*Exercise goal*: Answer with one number: how many lines hold the string "name".

*Stored records*:
-=-=-
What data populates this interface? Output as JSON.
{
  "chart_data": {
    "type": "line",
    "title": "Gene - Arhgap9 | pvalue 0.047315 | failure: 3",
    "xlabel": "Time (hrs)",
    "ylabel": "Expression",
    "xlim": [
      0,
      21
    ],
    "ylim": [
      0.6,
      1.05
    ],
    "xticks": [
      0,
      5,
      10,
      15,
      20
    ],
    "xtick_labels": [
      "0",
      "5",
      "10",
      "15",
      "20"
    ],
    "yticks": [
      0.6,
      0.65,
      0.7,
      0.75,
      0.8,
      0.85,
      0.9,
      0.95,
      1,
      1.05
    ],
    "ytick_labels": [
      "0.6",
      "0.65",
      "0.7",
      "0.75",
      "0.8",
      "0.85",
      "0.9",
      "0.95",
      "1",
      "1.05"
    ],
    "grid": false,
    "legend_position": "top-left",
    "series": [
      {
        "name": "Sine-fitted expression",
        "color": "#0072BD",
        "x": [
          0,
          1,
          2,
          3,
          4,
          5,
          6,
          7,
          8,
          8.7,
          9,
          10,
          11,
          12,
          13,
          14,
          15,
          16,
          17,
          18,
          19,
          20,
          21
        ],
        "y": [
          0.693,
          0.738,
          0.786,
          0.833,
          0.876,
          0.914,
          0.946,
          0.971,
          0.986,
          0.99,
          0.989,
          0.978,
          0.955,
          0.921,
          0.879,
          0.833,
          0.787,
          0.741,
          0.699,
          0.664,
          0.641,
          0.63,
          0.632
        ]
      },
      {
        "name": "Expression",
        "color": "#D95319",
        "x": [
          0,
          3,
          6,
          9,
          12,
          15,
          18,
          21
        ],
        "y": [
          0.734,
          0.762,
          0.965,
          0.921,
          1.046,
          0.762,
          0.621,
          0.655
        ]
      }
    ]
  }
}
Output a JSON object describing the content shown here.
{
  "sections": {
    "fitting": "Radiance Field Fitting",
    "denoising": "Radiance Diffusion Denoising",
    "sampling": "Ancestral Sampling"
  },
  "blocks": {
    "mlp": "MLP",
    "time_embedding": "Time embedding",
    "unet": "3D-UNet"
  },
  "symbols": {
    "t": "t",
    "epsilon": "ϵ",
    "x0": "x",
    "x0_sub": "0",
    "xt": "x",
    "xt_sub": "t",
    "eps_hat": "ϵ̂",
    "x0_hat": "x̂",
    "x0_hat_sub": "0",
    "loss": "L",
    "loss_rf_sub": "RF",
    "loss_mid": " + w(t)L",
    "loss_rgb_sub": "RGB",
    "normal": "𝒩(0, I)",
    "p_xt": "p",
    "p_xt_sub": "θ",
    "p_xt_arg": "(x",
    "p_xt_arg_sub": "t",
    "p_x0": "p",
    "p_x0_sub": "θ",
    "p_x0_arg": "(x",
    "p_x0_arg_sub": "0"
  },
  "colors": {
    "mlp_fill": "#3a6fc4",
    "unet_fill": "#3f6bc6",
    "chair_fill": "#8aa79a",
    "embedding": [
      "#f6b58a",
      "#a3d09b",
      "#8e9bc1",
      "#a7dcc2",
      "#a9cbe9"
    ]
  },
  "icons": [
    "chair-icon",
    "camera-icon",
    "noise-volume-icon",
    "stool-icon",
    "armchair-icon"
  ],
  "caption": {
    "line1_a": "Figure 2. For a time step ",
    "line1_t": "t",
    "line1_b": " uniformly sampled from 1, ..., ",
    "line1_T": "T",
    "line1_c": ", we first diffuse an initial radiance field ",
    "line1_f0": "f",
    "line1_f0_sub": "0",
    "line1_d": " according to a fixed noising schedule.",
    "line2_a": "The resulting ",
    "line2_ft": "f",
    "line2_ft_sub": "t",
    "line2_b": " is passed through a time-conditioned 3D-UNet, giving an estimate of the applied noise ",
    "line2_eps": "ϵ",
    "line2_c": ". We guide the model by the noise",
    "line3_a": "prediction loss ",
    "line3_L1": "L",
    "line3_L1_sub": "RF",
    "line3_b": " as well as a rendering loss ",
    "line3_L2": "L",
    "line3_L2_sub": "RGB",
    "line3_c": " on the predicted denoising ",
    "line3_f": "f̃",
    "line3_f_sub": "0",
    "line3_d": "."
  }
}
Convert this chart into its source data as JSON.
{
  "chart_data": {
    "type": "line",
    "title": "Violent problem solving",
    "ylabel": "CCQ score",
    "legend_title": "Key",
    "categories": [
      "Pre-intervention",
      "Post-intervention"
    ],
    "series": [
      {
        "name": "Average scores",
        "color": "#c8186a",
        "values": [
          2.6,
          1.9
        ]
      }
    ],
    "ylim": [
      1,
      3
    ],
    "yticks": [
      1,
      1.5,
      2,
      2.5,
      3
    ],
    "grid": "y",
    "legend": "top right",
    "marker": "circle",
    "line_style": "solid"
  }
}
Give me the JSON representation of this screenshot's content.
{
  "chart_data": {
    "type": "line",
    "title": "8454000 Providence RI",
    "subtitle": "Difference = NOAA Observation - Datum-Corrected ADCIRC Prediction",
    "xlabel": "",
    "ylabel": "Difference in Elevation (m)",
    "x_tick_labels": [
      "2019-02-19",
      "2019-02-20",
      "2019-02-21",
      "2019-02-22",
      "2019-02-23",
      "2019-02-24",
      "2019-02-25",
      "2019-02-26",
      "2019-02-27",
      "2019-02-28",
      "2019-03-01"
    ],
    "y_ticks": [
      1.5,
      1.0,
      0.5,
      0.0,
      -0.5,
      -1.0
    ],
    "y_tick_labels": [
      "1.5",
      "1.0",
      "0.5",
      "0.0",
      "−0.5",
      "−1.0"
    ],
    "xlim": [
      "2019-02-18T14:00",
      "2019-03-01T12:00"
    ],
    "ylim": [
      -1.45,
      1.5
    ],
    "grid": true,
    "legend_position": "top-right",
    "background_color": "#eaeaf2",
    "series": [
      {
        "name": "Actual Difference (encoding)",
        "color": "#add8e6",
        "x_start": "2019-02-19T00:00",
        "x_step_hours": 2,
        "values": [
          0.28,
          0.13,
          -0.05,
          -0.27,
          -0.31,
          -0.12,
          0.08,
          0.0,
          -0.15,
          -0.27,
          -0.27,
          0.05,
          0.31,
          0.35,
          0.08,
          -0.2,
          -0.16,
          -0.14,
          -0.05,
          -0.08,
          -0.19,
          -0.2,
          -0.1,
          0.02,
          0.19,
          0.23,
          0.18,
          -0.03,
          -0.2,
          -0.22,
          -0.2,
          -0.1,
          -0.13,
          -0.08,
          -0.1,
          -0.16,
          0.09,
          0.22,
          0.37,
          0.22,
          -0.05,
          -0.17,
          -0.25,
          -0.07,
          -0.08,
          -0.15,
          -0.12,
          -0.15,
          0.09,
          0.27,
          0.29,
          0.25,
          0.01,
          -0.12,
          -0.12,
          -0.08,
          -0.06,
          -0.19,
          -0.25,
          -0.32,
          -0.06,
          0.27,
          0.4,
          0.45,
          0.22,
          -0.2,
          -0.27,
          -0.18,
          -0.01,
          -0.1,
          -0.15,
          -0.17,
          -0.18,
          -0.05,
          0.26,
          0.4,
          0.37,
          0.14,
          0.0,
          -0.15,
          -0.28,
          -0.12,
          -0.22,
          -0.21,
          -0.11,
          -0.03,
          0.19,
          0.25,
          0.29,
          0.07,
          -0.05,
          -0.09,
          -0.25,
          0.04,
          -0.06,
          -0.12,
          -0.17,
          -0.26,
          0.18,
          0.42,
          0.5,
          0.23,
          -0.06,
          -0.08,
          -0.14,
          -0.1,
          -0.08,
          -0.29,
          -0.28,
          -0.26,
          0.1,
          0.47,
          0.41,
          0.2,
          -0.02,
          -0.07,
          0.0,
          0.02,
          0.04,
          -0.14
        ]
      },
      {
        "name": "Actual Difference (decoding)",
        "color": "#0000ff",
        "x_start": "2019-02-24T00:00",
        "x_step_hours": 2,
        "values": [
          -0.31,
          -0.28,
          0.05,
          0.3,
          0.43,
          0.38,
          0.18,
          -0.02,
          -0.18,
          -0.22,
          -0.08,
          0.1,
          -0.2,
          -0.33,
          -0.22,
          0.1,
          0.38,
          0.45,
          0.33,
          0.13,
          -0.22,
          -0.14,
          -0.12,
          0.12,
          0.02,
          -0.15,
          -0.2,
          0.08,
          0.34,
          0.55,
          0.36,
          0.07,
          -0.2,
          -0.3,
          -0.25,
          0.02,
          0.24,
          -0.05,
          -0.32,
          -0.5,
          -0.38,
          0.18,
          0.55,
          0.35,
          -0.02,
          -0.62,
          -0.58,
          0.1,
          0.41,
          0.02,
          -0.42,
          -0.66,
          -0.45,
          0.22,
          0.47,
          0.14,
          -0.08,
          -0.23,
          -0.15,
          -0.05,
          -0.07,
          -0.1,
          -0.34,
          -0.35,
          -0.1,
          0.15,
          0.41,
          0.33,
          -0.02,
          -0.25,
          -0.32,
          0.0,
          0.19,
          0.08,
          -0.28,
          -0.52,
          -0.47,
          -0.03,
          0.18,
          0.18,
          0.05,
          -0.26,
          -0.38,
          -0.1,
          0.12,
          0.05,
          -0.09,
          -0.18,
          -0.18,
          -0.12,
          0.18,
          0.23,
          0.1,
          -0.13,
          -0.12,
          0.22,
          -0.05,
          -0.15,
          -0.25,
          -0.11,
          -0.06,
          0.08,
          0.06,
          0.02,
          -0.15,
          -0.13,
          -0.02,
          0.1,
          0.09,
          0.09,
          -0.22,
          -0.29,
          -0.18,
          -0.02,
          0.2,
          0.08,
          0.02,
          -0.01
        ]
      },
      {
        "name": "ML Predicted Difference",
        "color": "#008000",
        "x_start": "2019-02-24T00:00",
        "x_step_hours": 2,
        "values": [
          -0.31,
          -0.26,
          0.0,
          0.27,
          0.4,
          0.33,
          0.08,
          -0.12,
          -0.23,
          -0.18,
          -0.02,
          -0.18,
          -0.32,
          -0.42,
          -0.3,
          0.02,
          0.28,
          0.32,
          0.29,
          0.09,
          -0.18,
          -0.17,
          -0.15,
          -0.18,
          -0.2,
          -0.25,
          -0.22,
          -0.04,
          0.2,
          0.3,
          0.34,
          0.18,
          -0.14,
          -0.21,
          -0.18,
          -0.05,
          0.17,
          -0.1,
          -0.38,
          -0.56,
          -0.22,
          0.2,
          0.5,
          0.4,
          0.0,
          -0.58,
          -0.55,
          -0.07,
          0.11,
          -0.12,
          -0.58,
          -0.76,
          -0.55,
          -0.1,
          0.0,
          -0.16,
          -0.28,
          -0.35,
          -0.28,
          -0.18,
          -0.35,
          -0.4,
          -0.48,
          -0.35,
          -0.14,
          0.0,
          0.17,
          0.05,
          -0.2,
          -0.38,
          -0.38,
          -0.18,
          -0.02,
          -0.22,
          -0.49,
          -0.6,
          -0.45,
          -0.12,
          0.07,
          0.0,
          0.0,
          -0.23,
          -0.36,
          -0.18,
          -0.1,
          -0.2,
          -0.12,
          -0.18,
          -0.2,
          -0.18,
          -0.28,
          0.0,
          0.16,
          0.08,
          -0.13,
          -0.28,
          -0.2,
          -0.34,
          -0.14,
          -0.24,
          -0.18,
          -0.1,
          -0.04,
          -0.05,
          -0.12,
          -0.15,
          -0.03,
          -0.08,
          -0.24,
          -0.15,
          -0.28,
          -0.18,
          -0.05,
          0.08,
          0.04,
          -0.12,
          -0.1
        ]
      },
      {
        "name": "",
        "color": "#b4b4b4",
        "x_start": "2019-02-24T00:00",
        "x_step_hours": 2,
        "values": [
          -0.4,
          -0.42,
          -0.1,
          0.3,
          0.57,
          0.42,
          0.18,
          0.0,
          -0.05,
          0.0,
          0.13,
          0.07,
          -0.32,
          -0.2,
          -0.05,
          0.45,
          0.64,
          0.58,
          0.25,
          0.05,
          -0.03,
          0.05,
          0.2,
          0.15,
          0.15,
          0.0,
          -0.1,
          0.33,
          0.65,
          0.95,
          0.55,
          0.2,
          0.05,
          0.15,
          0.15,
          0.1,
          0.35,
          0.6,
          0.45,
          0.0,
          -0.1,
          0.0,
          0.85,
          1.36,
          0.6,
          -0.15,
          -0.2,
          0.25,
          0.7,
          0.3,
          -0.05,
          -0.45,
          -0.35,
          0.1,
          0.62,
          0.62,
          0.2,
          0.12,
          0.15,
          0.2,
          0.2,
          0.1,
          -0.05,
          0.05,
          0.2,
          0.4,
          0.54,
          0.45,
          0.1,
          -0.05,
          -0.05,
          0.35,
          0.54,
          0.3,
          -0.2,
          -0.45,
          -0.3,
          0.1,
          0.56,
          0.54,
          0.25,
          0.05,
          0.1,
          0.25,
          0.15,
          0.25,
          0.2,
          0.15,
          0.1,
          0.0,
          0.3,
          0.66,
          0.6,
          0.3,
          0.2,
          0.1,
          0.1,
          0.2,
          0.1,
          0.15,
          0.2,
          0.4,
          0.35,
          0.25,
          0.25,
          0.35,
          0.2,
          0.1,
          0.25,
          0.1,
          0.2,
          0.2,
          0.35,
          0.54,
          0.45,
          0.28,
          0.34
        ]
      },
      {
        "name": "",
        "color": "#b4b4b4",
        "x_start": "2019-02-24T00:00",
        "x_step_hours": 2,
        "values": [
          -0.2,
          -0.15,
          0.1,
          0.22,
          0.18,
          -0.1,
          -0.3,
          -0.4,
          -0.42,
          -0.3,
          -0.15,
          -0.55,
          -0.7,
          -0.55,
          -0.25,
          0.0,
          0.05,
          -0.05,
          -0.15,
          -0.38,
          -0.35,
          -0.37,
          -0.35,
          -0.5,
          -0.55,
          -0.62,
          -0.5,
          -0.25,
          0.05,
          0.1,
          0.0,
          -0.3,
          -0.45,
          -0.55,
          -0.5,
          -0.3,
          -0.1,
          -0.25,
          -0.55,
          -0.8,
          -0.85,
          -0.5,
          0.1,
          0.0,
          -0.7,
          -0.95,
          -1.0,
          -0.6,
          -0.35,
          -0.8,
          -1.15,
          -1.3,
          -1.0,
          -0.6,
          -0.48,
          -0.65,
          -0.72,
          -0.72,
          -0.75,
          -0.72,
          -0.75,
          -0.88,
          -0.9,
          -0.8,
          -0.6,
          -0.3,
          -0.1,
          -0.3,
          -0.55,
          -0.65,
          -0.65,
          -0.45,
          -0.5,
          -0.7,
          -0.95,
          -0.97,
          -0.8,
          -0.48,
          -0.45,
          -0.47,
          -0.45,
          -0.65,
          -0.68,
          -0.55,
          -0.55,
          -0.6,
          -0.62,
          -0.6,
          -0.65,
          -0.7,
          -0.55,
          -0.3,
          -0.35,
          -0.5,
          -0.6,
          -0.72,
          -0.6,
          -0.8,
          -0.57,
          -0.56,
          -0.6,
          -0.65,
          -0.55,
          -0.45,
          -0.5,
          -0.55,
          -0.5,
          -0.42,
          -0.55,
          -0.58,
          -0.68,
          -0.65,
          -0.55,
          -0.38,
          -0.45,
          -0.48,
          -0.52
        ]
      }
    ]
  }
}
-=-=-
*Solution for this exercise*: 8